(Dataset entries)

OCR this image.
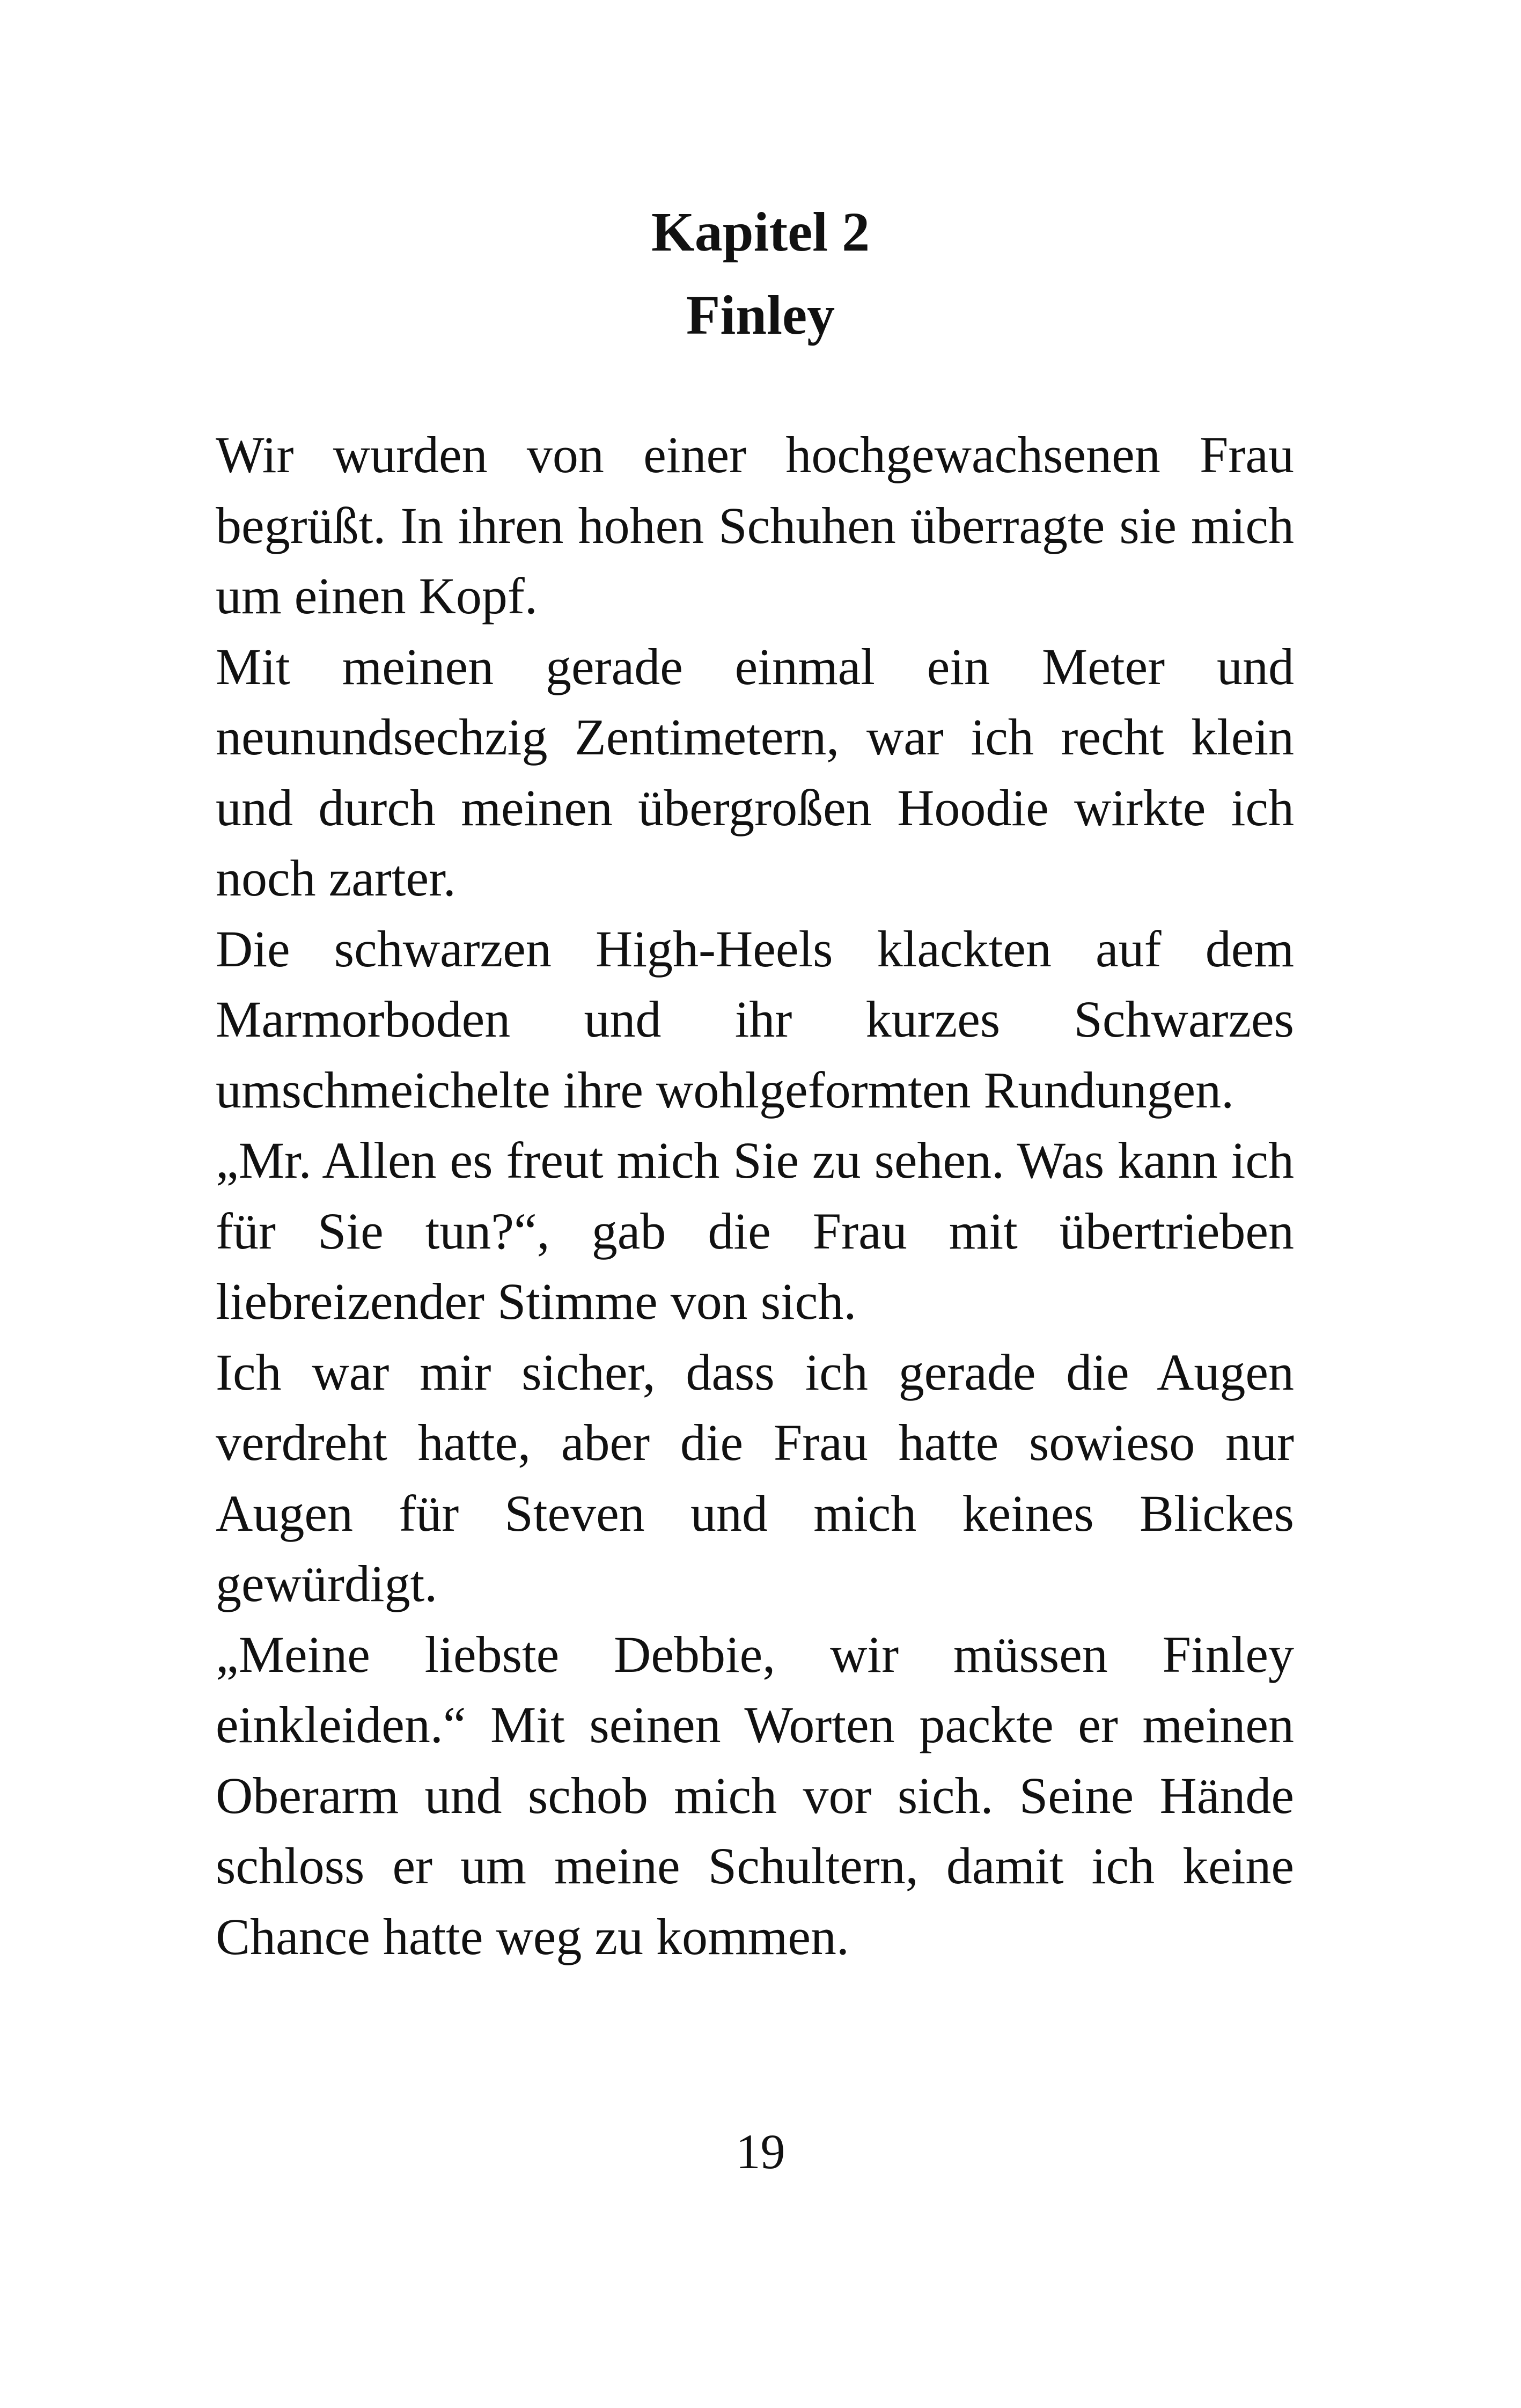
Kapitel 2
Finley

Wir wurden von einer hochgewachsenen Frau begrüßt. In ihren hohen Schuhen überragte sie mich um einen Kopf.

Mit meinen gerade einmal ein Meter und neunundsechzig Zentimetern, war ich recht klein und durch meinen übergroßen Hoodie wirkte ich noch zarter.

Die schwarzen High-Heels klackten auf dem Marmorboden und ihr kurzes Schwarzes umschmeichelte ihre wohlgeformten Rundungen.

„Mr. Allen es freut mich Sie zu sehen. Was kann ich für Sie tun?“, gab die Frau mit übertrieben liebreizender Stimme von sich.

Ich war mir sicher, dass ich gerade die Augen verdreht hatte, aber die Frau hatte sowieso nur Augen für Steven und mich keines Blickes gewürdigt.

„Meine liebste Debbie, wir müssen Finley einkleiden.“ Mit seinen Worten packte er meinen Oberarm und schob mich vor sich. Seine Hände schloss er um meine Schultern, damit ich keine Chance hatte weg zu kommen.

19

---

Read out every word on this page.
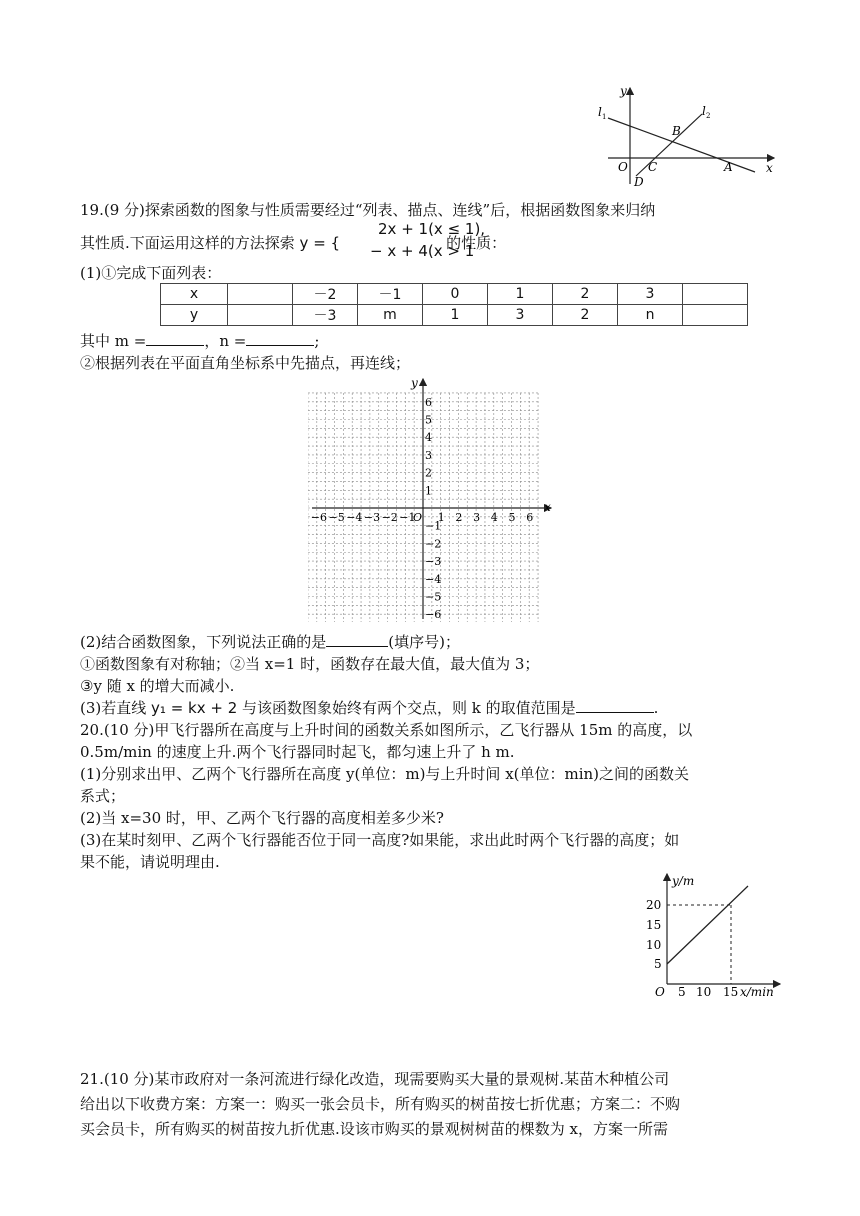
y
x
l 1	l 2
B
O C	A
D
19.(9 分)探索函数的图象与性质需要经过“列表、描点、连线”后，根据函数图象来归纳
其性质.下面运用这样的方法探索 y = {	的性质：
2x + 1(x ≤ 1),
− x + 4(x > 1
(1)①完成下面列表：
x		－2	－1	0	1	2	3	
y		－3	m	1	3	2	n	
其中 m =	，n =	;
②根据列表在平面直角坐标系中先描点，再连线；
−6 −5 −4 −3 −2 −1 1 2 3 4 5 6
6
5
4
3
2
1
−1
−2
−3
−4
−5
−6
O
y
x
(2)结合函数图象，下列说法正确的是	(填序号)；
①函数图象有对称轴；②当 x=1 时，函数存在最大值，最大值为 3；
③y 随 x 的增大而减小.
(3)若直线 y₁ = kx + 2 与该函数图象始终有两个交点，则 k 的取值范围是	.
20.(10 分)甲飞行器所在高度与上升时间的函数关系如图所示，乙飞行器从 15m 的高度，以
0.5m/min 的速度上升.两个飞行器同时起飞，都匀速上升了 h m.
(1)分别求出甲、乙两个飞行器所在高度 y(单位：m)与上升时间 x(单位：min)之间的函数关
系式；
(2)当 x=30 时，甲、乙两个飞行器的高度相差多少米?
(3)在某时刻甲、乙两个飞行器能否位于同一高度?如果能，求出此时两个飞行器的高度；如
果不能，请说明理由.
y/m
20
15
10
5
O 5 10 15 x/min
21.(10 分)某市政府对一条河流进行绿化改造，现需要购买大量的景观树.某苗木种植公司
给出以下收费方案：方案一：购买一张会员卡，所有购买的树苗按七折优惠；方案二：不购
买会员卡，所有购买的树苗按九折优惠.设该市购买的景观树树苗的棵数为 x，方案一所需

* * *

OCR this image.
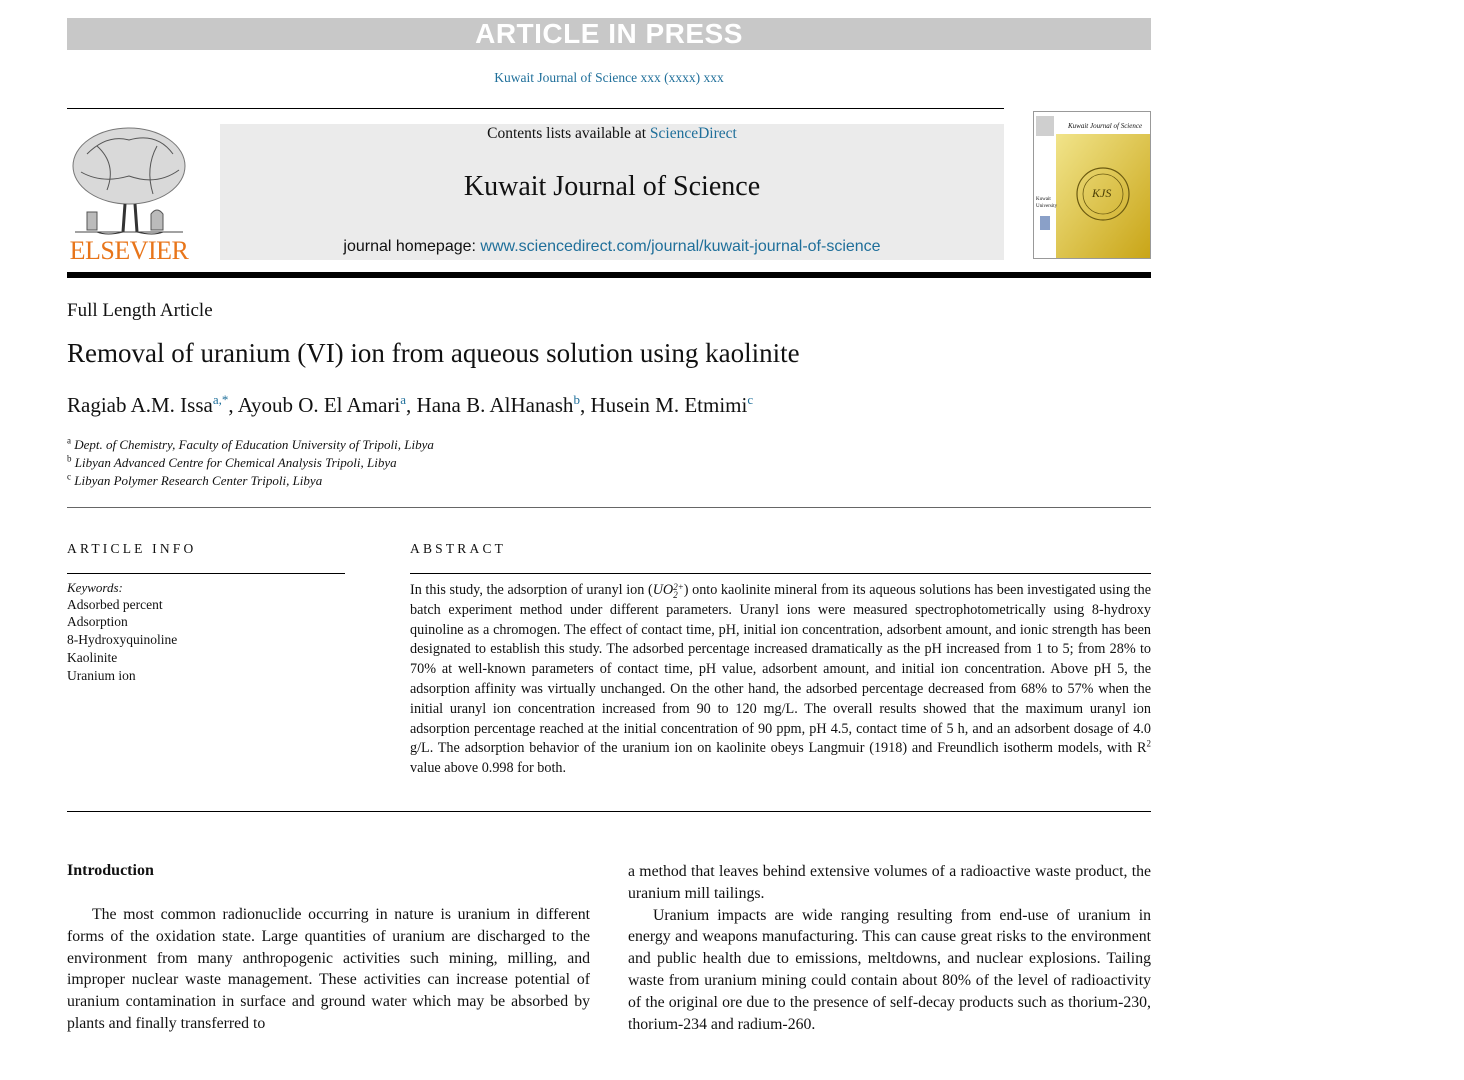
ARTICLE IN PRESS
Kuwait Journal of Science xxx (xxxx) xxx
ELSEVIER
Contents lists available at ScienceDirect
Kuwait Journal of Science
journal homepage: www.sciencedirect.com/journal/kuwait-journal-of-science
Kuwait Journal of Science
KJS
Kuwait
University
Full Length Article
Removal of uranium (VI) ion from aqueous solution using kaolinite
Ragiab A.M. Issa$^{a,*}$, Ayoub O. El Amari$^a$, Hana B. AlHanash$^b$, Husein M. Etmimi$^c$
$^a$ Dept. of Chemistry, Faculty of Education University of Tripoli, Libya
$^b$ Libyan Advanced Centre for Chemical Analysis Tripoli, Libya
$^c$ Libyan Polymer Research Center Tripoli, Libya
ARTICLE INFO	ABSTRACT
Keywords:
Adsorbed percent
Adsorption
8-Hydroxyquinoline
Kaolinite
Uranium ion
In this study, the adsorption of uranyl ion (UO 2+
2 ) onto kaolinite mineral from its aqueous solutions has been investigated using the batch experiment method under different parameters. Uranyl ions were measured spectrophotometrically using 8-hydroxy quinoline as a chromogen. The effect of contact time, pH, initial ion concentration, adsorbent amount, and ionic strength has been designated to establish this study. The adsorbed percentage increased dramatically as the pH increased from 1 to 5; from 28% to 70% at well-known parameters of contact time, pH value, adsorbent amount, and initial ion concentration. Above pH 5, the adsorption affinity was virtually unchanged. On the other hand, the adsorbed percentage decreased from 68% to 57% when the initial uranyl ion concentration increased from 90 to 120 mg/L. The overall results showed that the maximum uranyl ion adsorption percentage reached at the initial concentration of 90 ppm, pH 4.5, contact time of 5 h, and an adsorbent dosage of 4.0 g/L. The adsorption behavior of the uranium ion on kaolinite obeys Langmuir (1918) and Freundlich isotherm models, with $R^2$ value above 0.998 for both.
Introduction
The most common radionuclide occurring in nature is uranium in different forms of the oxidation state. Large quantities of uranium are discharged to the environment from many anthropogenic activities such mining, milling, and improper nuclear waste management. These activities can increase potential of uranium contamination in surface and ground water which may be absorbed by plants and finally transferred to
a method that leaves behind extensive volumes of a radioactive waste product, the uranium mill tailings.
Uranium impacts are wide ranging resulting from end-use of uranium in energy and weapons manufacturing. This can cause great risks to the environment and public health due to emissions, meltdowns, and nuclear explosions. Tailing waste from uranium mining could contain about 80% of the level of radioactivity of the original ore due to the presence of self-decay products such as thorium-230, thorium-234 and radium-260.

→ Your objective
Using the material above, gather every line that includes "Finley".

→ Response to this exercise
Finley
„Meine liebste Debbie, wir müssen Finley einkleiden.“ Mit seinen Worten packte er meinen Oberarm und schob mich vor sich. Seine Hände schloss er um meine Schultern, damit ich keine Chance hatte weg zu kommen.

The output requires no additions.